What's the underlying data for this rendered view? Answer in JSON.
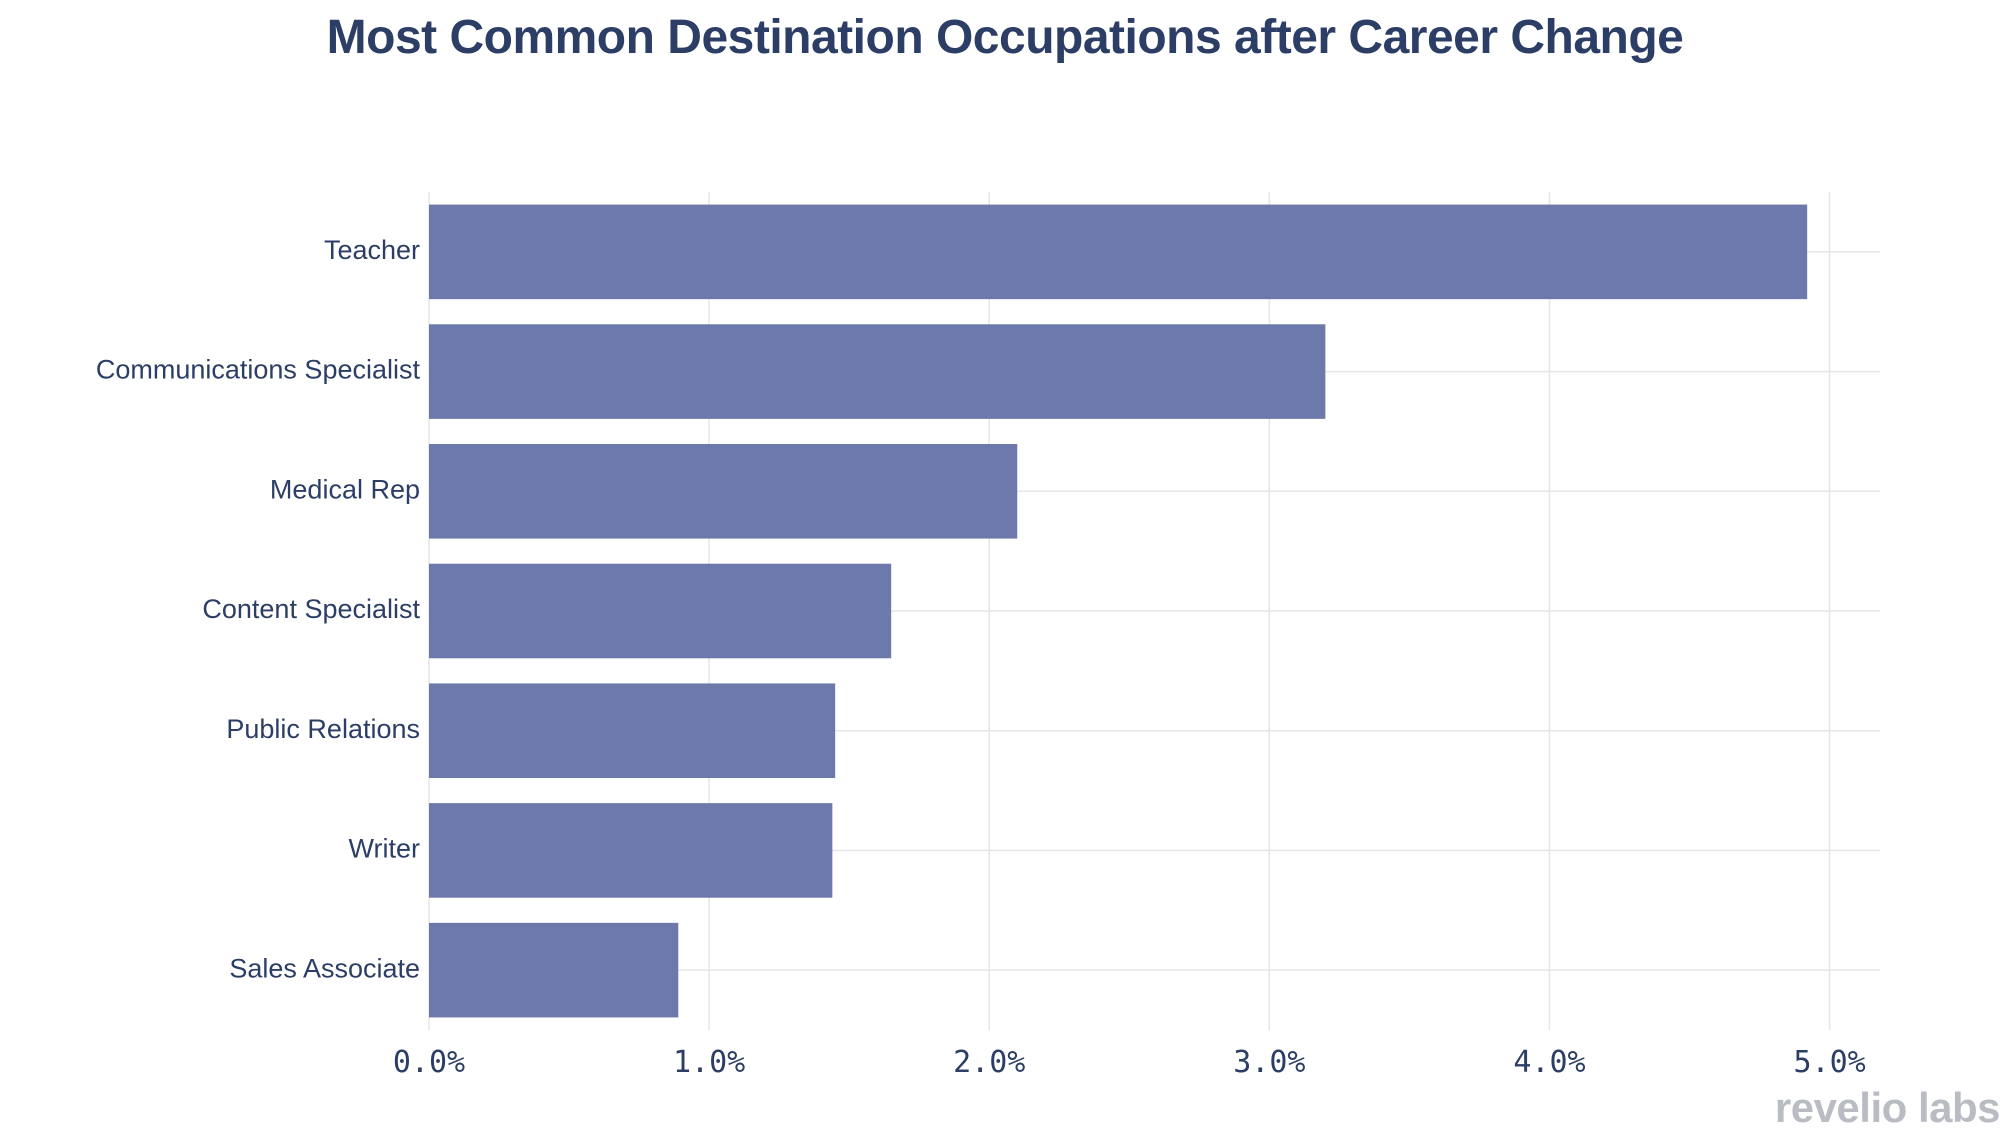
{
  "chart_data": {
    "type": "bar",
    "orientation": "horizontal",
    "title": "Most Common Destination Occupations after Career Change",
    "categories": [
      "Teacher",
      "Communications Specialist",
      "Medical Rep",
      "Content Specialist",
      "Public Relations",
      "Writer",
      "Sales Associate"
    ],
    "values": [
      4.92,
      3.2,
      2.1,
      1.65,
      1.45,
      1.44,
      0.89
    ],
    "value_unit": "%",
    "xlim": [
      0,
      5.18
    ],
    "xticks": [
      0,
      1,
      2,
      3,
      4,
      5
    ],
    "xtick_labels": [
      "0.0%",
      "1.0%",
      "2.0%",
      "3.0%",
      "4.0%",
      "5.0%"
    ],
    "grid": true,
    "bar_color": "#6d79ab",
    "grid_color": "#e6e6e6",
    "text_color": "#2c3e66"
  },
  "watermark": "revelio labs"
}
-.-.-
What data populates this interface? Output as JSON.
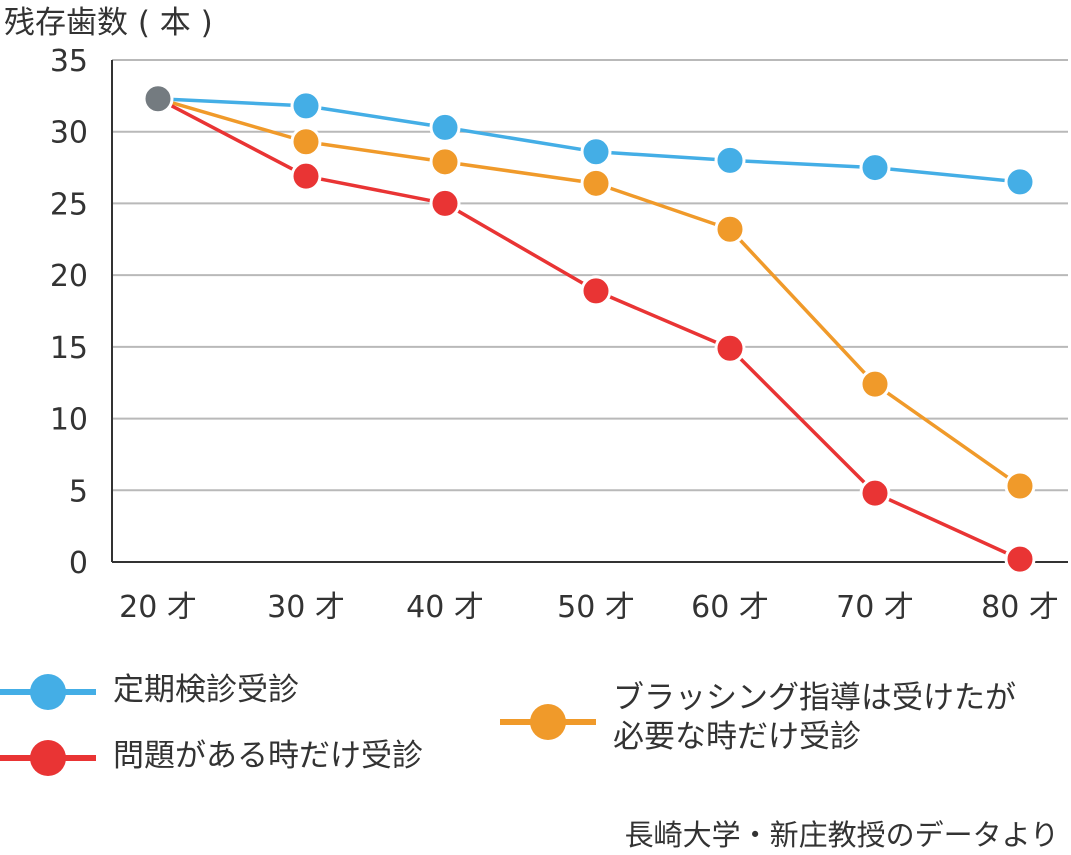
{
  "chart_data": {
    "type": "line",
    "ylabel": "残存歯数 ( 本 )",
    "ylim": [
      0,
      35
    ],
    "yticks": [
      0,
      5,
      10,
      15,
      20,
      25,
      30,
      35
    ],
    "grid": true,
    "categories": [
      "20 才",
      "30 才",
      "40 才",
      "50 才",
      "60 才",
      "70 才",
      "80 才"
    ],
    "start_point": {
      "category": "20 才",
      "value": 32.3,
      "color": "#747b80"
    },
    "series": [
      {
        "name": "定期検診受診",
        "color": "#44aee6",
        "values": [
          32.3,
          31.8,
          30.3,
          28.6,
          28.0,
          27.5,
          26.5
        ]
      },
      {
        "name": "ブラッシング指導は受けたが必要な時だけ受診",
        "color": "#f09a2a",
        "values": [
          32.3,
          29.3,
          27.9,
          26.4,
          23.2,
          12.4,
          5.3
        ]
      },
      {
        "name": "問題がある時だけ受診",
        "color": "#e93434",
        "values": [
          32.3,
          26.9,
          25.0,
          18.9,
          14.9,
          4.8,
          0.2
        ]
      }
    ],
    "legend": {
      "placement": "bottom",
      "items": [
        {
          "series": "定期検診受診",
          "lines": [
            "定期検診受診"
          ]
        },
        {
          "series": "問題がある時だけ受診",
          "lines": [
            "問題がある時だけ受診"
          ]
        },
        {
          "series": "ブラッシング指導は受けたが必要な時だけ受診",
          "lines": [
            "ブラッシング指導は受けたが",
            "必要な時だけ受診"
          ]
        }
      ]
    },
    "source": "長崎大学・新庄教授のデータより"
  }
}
-.-.-
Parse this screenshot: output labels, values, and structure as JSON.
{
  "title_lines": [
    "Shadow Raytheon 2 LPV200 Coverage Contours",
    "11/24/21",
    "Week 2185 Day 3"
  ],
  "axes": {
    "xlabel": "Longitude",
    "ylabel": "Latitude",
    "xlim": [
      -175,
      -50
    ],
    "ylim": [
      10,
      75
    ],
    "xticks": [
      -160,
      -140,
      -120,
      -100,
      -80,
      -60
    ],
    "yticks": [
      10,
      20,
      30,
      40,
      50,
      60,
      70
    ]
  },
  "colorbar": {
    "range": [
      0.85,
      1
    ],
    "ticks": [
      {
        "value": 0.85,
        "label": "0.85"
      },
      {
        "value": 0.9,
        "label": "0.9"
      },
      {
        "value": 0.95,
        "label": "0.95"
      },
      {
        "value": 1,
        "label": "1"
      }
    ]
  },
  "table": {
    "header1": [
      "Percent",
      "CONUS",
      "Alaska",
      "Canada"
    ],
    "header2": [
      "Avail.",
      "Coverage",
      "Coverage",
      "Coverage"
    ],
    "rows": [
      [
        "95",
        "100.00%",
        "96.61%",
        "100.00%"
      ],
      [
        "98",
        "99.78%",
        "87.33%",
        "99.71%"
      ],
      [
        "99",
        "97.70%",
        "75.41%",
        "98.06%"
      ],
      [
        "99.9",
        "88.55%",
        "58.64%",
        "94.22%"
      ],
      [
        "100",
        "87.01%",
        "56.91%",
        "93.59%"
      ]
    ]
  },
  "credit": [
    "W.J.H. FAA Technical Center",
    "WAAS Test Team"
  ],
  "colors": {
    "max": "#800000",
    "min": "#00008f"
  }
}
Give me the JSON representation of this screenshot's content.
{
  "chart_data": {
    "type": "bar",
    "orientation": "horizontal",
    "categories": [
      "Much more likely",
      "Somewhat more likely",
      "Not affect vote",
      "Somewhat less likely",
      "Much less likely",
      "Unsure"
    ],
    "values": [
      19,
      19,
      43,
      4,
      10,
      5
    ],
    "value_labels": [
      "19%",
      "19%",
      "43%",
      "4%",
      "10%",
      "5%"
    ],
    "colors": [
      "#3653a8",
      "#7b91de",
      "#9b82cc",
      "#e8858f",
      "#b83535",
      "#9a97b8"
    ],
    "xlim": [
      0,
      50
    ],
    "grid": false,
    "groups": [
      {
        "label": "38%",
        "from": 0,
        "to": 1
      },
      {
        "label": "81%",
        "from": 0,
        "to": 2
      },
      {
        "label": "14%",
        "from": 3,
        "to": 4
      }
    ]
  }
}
-.-.-
▸ Your task
Tally up the lines in the preceding listing that contain the string "問題がある時だけ受診". Respond with the number and nothing else.

▸ Output for this task
3